* Trecho do texto *
========================================================================

Viciados em crises
Pedro
J. Bondaczuk
A palavra “crise” (e
suas correspondentes em vários idiomas) é uma das mais utilizadas mundo afora.
Desde que aprendi a falar e comecei a entender o que os outros falavam – isso
em torno dos dois anos de idade – ouvia, vezes sem conta, os adultos falarem a
respeito, posto que não entendesse o que significava. Atualmente, com mais de
sete décadas nas costas, não passo um único dia sem ouvir ou ler essa
palavrinha pernóstica, indicativa de que alguma coisa não anda bem com alguém,
ou com alguma atividade ou com algum país. O Brasil, por exemplo, é viciado em
crises. Viciadíssimo. Sempre há alguma delas pairando no ar.
Muito já se escreveu,
se escreve e, certamente, se escreverá a esse respeito, na imprensa, na
literatura e, sobretudo, nos jornais, variando no tom e na expectativa a
propósito do seu desfecho. Os otimistas crêem em sua superação e que disso
advirá algum benefício para quem sofreu ou sofre a crise. Já os pessimistas...
O certo é que a tal palavrinha nunca saiu de evidência. Também já escrevi bastante
a respeito e em variados contextos. Por questão de temperamento (sou otimista
compulsivo) sempre busco enfatizar o aspecto da oportunidade de evolução
existente em toda crise, embora não perca de vista o lado do perigo que ela
representa. Afinal, otimismo não é sinônimo de alienação. E não é prudente e
nem sábio não só subverter a realidade, mas até mesmo camuflá-la.

========================================================================

* Desafio A *
Reescreva o trecho do texto sobre crises começando em "Muito já se" e terminando em "até mesmo camuflá-la.", substituindo "pessimistas" por "descrentes".
* Desafio B *
No texto sobre crises, como o autor define o próprio temperamento?
* Desafio C *
Por favor, dê continuidade ao texto sobre crises a partir do ponto em que ele termina.
Os registros a seguir não têm papel algum nesta atividade.

* Dados fornecidos *
========================================================================

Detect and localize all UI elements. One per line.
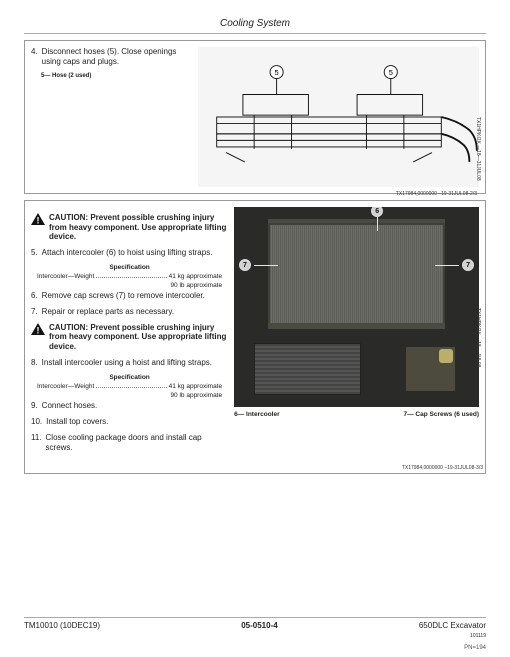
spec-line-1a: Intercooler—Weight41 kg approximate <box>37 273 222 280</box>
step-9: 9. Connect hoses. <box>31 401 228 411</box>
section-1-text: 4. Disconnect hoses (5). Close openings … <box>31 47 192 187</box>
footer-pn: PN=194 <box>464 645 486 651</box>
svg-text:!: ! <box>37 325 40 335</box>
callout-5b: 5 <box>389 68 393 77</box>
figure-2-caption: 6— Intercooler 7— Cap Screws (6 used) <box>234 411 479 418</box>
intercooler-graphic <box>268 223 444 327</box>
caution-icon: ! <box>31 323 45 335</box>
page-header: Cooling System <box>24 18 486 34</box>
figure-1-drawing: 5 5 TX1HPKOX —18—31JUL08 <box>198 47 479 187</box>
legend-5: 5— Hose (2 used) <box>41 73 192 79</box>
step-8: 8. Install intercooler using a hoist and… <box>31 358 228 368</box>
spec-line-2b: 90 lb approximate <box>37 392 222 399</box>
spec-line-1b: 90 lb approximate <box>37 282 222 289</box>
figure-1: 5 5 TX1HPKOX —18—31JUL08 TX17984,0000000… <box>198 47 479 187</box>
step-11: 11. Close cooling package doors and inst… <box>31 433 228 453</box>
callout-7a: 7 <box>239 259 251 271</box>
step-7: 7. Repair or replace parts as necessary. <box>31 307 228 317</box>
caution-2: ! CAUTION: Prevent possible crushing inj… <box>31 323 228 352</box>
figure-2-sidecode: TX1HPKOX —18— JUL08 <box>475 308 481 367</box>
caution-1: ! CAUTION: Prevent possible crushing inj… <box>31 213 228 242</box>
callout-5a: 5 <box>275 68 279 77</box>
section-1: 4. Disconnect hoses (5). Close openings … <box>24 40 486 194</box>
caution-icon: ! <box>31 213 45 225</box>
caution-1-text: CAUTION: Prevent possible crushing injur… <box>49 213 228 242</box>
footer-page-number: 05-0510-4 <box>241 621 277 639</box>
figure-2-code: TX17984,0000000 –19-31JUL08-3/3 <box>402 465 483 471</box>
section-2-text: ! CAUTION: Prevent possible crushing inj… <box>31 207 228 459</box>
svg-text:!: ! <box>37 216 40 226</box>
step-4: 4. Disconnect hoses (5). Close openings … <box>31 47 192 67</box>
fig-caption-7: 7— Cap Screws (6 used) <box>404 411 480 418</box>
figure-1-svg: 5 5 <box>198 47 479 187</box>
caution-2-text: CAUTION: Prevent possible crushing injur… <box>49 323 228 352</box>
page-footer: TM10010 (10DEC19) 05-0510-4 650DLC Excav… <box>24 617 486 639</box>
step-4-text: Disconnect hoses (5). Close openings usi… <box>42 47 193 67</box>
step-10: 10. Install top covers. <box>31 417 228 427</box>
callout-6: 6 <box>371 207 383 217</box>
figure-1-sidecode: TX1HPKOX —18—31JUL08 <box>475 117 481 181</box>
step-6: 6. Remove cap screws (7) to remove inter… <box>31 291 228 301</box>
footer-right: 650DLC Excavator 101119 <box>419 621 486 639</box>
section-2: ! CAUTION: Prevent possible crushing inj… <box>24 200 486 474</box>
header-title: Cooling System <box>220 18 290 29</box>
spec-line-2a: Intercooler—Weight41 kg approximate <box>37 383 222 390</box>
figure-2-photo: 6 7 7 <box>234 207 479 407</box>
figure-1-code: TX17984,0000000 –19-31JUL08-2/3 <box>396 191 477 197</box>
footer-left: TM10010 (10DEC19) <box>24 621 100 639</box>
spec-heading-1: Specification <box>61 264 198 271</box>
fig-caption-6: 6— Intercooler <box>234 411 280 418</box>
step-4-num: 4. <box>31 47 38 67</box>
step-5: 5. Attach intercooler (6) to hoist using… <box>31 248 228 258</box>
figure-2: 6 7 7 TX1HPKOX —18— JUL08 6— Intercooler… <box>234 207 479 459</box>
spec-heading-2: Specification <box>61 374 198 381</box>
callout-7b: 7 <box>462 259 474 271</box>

========================================================================

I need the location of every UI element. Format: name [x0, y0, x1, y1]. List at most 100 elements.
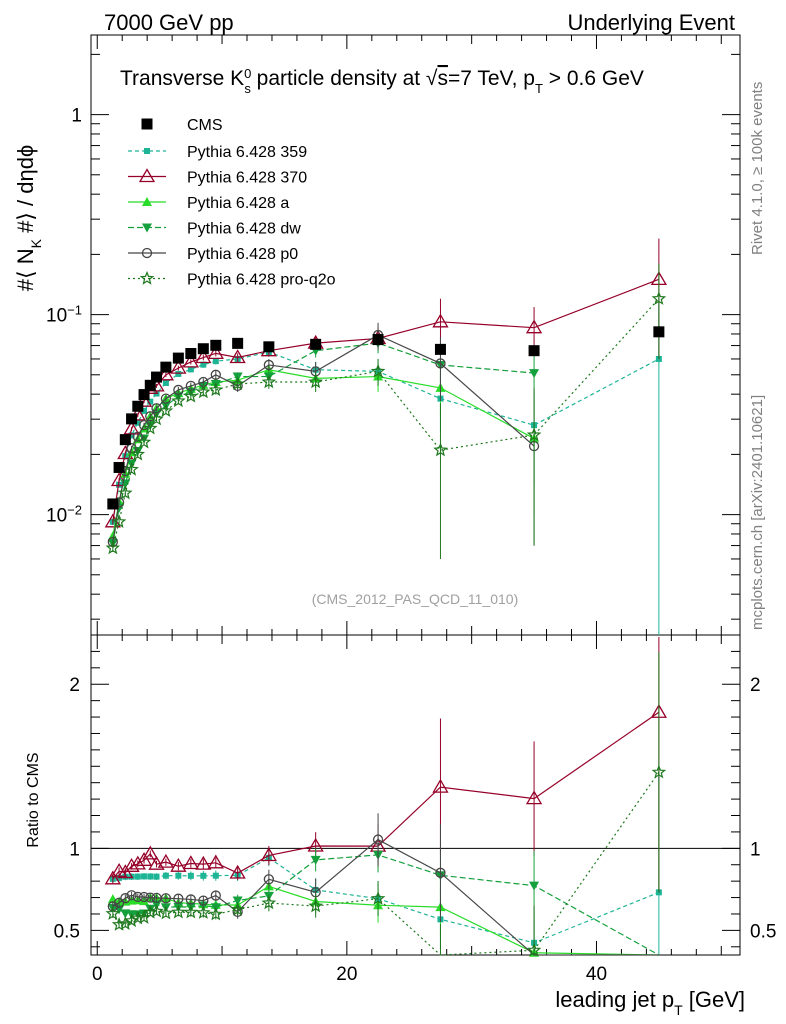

========================================================================

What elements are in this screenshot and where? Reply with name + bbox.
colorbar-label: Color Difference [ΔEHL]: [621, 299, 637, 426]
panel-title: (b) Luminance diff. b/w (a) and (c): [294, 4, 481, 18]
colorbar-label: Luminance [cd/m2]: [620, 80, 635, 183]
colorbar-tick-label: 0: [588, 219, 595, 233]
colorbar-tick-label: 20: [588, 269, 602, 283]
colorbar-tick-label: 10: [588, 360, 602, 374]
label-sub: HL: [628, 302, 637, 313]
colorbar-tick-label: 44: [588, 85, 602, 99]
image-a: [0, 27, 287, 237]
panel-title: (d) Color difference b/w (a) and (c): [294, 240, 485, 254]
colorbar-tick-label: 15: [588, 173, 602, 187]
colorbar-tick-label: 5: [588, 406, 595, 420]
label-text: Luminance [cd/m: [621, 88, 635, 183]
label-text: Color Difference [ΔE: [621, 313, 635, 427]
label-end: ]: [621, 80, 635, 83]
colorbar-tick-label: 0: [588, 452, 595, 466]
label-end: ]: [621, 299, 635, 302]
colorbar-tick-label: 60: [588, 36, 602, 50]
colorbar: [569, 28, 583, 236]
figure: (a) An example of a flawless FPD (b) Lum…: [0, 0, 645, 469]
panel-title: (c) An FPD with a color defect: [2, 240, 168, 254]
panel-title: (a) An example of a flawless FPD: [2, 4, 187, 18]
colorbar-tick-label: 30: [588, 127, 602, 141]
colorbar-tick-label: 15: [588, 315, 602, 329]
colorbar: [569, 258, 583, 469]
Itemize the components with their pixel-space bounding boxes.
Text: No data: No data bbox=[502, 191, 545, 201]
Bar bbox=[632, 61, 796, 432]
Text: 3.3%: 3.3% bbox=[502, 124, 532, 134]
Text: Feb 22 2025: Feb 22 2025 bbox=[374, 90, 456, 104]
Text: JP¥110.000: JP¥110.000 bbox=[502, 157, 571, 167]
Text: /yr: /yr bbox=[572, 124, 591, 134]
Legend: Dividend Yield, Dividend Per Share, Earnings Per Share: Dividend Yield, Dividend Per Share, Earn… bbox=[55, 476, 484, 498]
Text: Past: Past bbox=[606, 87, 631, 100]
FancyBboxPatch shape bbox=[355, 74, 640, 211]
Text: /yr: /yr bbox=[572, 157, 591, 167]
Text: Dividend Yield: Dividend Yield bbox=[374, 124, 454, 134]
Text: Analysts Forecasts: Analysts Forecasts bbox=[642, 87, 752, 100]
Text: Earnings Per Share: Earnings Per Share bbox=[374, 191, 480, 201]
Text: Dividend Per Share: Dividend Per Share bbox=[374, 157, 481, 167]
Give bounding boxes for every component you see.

========================================================================

* Resposta esperada A *
Muito já se escreveu,
se escreve e, certamente, se escreverá a esse respeito, na imprensa, na
literatura e, sobretudo, nos jornais, variando no tom e na expectativa a
propósito do seu desfecho. Os otimistas crêem em sua superação e que disso
advirá algum benefício para quem sofreu ou sofre a crise. Já os descrentes...
O certo é que a tal palavrinha nunca saiu de evidência. Também já escrevi bastante
a respeito e em variados contextos. Por questão de temperamento (sou otimista
compulsivo) sempre busco enfatizar o aspecto da oportunidade de evolução
existente em toda crise, embora não perca de vista o lado do perigo que ela
representa. Afinal, otimismo não é sinônimo de alienação. E não é prudente e
nem sábio não só subverter a realidade, mas até mesmo camuflá-la.

* Resposta esperada B *
Como otimista compulsivo.

* Resposta esperada C *
Não faz muito escrevi a
respeito, em editorial que intitulei “Crise, mudança, liderança e demagogia”,
que abri da seguinte forma: “As palavras crise e mudança, certamente, estão
entre as mais utilizadas por todos os povos no decorrer da História, pelo menos
da escrita. Problemas econômicos, de diversas naturezas e intensidades, foram
causas de grandes conflitos, de imensas injustiças e de uma fartura infindável
de retórica e de demagogia milênios afora. Basta que uma determinada sociedade
nacional revele incompetência para produzir e distribuir os bens que sua
população necessita, ou os que possam ser trocados por elas com outros povos, para
que surjam os charlatães que posam de salvadores da pátria. Aparecem, por
sinal, sempre com a mesma conversa, não importa em que lugar ou em qual idioma.
Atacam, via de regra, a febre, nunca a infecção. Atuam sobre as conseqüências,
jamais sobre as causas dos desequilíbrios econômicos. Pura irracionalidade!”.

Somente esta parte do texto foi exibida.